◆ The problem: Write out each entry, exactly the way it appears.

◆ Given information:
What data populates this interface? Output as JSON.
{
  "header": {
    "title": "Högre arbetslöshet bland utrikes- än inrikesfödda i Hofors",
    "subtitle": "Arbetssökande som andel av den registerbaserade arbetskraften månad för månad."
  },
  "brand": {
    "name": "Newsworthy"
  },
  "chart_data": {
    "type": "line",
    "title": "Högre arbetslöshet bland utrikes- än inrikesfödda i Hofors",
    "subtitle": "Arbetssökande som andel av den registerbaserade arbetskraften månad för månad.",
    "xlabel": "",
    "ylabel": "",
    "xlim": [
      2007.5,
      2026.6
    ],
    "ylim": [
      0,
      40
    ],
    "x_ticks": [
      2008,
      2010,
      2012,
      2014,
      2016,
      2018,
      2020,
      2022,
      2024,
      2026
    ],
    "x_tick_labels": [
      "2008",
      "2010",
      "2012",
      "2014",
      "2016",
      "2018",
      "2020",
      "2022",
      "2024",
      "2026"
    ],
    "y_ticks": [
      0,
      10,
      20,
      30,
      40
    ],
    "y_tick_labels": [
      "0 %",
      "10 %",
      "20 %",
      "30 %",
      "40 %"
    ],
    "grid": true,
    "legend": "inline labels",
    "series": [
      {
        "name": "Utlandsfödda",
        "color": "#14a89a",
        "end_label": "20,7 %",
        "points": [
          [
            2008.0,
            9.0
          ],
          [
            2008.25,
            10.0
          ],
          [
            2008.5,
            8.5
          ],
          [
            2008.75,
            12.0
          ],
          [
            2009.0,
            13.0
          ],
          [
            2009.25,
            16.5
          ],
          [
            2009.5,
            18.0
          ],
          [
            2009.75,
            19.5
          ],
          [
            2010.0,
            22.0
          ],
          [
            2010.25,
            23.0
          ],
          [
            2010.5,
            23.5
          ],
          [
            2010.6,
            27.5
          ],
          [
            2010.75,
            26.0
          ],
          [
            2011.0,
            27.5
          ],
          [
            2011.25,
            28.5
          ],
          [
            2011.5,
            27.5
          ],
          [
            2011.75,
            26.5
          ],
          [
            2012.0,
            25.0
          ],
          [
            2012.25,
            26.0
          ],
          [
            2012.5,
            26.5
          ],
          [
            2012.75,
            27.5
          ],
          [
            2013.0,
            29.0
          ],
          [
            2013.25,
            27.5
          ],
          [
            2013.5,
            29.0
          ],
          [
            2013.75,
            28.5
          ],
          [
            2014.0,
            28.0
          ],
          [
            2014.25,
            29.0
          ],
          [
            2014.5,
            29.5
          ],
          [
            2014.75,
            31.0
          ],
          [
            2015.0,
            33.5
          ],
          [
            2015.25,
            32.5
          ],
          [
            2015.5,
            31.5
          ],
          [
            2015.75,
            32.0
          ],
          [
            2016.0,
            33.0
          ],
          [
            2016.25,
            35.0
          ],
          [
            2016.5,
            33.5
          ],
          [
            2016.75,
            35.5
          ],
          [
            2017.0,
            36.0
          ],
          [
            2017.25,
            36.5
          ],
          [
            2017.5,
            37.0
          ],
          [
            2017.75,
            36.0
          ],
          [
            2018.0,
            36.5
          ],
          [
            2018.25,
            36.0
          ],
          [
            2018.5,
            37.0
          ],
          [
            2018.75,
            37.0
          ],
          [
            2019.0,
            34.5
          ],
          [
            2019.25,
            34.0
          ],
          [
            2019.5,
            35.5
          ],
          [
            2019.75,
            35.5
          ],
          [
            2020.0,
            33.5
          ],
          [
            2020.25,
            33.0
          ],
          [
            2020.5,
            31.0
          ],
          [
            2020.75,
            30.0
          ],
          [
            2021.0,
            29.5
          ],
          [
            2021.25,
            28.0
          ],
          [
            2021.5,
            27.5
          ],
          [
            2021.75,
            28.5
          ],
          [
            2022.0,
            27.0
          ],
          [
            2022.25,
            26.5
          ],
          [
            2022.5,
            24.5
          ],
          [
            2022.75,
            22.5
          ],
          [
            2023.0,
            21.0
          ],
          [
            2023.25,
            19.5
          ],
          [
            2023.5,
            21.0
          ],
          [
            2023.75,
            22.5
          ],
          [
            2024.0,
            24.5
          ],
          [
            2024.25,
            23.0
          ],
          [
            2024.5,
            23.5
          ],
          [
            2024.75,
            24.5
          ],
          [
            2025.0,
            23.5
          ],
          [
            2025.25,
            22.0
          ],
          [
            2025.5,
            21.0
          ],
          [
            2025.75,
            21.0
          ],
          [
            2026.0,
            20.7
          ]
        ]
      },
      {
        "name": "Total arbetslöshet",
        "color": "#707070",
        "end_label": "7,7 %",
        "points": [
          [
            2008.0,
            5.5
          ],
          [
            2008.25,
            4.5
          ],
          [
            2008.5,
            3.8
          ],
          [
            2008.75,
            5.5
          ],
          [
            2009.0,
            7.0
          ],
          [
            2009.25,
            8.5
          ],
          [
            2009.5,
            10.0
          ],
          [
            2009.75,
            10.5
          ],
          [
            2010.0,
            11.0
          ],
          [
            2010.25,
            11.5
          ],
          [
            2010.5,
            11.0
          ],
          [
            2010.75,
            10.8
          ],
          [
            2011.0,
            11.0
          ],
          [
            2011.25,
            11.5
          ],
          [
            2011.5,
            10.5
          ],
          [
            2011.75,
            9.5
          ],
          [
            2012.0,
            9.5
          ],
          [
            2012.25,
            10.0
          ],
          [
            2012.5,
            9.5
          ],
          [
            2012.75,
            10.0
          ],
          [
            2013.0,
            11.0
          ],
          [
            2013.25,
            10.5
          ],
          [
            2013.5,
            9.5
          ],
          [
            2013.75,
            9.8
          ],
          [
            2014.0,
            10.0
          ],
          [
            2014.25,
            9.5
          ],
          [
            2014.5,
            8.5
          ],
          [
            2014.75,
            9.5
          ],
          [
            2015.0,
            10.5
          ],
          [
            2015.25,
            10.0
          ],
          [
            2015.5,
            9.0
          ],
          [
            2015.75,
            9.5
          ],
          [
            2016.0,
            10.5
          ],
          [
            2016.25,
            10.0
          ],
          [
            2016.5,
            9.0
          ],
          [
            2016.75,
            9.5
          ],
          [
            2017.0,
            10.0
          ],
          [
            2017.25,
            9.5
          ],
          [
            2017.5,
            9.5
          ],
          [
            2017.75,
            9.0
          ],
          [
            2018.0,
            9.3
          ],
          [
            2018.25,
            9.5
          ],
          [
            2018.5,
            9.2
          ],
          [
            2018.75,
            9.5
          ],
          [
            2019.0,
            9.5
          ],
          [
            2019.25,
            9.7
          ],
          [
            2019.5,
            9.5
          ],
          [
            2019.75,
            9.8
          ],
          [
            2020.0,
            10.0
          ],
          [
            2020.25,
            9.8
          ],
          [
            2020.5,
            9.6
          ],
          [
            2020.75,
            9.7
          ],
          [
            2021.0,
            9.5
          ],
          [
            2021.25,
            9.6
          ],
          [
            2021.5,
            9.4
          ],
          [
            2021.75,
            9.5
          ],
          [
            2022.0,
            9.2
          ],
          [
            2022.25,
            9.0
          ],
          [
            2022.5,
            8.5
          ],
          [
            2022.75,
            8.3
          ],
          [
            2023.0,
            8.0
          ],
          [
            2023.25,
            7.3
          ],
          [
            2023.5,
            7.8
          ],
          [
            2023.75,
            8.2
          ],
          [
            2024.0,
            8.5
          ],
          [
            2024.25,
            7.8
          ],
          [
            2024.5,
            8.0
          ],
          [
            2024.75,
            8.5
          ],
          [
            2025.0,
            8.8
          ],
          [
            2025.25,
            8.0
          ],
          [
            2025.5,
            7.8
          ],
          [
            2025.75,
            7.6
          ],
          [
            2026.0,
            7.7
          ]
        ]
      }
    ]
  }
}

◆ Exercise answer:
What data populates this interface? Output as JSON.
{
  "header": {
    "title": "Högre arbetslöshet bland utrikes- än inrikesfödda i Hofors",
    "subtitle": "Arbetssökande som andel av den registerbaserade arbetskraften månad för månad."
  },
  "brand": {
    "name": "Newsworthy"
  },
  "chart_data": {
    "type": "line",
    "title": "Högre arbetslöshet bland utrikes- än inrikesfödda i Hofors",
    "subtitle": "Arbetssökande som andel av den registerbaserade arbetskraften månad för månad.",
    "xlabel": "",
    "ylabel": "",
    "xlim": [
      2007.5,
      2026.6
    ],
    "ylim": [
      0,
      40
    ],
    "x_ticks": [
      2008,
      2010,
      2012,
      2014,
      2016,
      2018,
      2020,
      2022,
      2024,
      2026
    ],
    "x_tick_labels": [
      "2008",
      "2010",
      "2012",
      "2014",
      "2016",
      "2018",
      "2020",
      "2022",
      "2024",
      "2026"
    ],
    "y_ticks": [
      0,
      10,
      20,
      30,
      40
    ],
    "y_tick_labels": [
      "0 %",
      "10 %",
      "20 %",
      "30 %",
      "40 %"
    ],
    "grid": true,
    "legend": "inline labels",
    "series": [
      {
        "name": "Utlandsfödda",
        "color": "#14a89a",
        "end_label": "20,7 %",
        "points": [
          [
            2008.0,
            9.0
          ],
          [
            2008.25,
            10.0
          ],
          [
            2008.5,
            8.5
          ],
          [
            2008.75,
            12.0
          ],
          [
            2009.0,
            13.0
          ],
          [
            2009.25,
            16.5
          ],
          [
            2009.5,
            18.0
          ],
          [
            2009.75,
            19.5
          ],
          [
            2010.0,
            22.0
          ],
          [
            2010.25,
            23.0
          ],
          [
            2010.5,
            23.5
          ],
          [
            2010.6,
            27.5
          ],
          [
            2010.75,
            26.0
          ],
          [
            2011.0,
            27.5
          ],
          [
            2011.25,
            28.5
          ],
          [
            2011.5,
            27.5
          ],
          [
            2011.75,
            26.5
          ],
          [
            2012.0,
            25.0
          ],
          [
            2012.25,
            26.0
          ],
          [
            2012.5,
            26.5
          ],
          [
            2012.75,
            27.5
          ],
          [
            2013.0,
            29.0
          ],
          [
            2013.25,
            27.5
          ],
          [
            2013.5,
            29.0
          ],
          [
            2013.75,
            28.5
          ],
          [
            2014.0,
            28.0
          ],
          [
            2014.25,
            29.0
          ],
          [
            2014.5,
            29.5
          ],
          [
            2014.75,
            31.0
          ],
          [
            2015.0,
            33.5
          ],
          [
            2015.25,
            32.5
          ],
          [
            2015.5,
            31.5
          ],
          [
            2015.75,
            32.0
          ],
          [
            2016.0,
            33.0
          ],
          [
            2016.25,
            35.0
          ],
          [
            2016.5,
            33.5
          ],
          [
            2016.75,
            35.5
          ],
          [
            2017.0,
            36.0
          ],
          [
            2017.25,
            36.5
          ],
          [
            2017.5,
            37.0
          ],
          [
            2017.75,
            36.0
          ],
          [
            2018.0,
            36.5
          ],
          [
            2018.25,
            36.0
          ],
          [
            2018.5,
            37.0
          ],
          [
            2018.75,
            37.0
          ],
          [
            2019.0,
            34.5
          ],
          [
            2019.25,
            34.0
          ],
          [
            2019.5,
            35.5
          ],
          [
            2019.75,
            35.5
          ],
          [
            2020.0,
            33.5
          ],
          [
            2020.25,
            33.0
          ],
          [
            2020.5,
            31.0
          ],
          [
            2020.75,
            30.0
          ],
          [
            2021.0,
            29.5
          ],
          [
            2021.25,
            28.0
          ],
          [
            2021.5,
            27.5
          ],
          [
            2021.75,
            28.5
          ],
          [
            2022.0,
            27.0
          ],
          [
            2022.25,
            26.5
          ],
          [
            2022.5,
            24.5
          ],
          [
            2022.75,
            22.5
          ],
          [
            2023.0,
            21.0
          ],
          [
            2023.25,
            19.5
          ],
          [
            2023.5,
            21.0
          ],
          [
            2023.75,
            22.5
          ],
          [
            2024.0,
            24.5
          ],
          [
            2024.25,
            23.0
          ],
          [
            2024.5,
            23.5
          ],
          [
            2024.75,
            24.5
          ],
          [
            2025.0,
            23.5
          ],
          [
            2025.25,
            22.0
          ],
          [
            2025.5,
            21.0
          ],
          [
            2025.75,
            21.0
          ],
          [
            2026.0,
            20.7
          ]
        ]
      },
      {
        "name": "Total arbetslöshet",
        "color": "#707070",
        "end_label": "7,7 %",
        "points": [
          [
            2008.0,
            5.5
          ],
          [
            2008.25,
            4.5
          ],
          [
            2008.5,
            3.8
          ],
          [
            2008.75,
            5.5
          ],
          [
            2009.0,
            7.0
          ],
          [
            2009.25,
            8.5
          ],
          [
            2009.5,
            10.0
          ],
          [
            2009.75,
            10.5
          ],
          [
            2010.0,
            11.0
          ],
          [
            2010.25,
            11.5
          ],
          [
            2010.5,
            11.0
          ],
          [
            2010.75,
            10.8
          ],
          [
            2011.0,
            11.0
          ],
          [
            2011.25,
            11.5
          ],
          [
            2011.5,
            10.5
          ],
          [
            2011.75,
            9.5
          ],
          [
            2012.0,
            9.5
          ],
          [
            2012.25,
            10.0
          ],
          [
            2012.5,
            9.5
          ],
          [
            2012.75,
            10.0
          ],
          [
            2013.0,
            11.0
          ],
          [
            2013.25,
            10.5
          ],
          [
            2013.5,
            9.5
          ],
          [
            2013.75,
            9.8
          ],
          [
            2014.0,
            10.0
          ],
          [
            2014.25,
            9.5
          ],
          [
            2014.5,
            8.5
          ],
          [
            2014.75,
            9.5
          ],
          [
            2015.0,
            10.5
          ],
          [
            2015.25,
            10.0
          ],
          [
            2015.5,
            9.0
          ],
          [
            2015.75,
            9.5
          ],
          [
            2016.0,
            10.5
          ],
          [
            2016.25,
            10.0
          ],
          [
            2016.5,
            9.0
          ],
          [
            2016.75,
            9.5
          ],
          [
            2017.0,
            10.0
          ],
          [
            2017.25,
            9.5
          ],
          [
            2017.5,
            9.5
          ],
          [
            2017.75,
            9.0
          ],
          [
            2018.0,
            9.3
          ],
          [
            2018.25,
            9.5
          ],
          [
            2018.5,
            9.2
          ],
          [
            2018.75,
            9.5
          ],
          [
            2019.0,
            9.5
          ],
          [
            2019.25,
            9.7
          ],
          [
            2019.5,
            9.5
          ],
          [
            2019.75,
            9.8
          ],
          [
            2020.0,
            10.0
          ],
          [
            2020.25,
            9.8
          ],
          [
            2020.5,
            9.6
          ],
          [
            2020.75,
            9.7
          ],
          [
            2021.0,
            9.5
          ],
          [
            2021.25,
            9.6
          ],
          [
            2021.5,
            9.4
          ],
          [
            2021.75,
            9.5
          ],
          [
            2022.0,
            9.2
          ],
          [
            2022.25,
            9.0
          ],
          [
            2022.5,
            8.5
          ],
          [
            2022.75,
            8.3
          ],
          [
            2023.0,
            8.0
          ],
          [
            2023.25,
            7.3
          ],
          [
            2023.5,
            7.8
          ],
          [
            2023.75,
            8.2
          ],
          [
            2024.0,
            8.5
          ],
          [
            2024.25,
            7.8
          ],
          [
            2024.5,
            8.0
          ],
          [
            2024.75,
            8.5
          ],
          [
            2025.0,
            8.8
          ],
          [
            2025.25,
            8.0
          ],
          [
            2025.5,
            7.8
          ],
          [
            2025.75,
            7.6
          ],
          [
            2026.0,
            7.7
          ]
        ]
      }
    ]
  }
}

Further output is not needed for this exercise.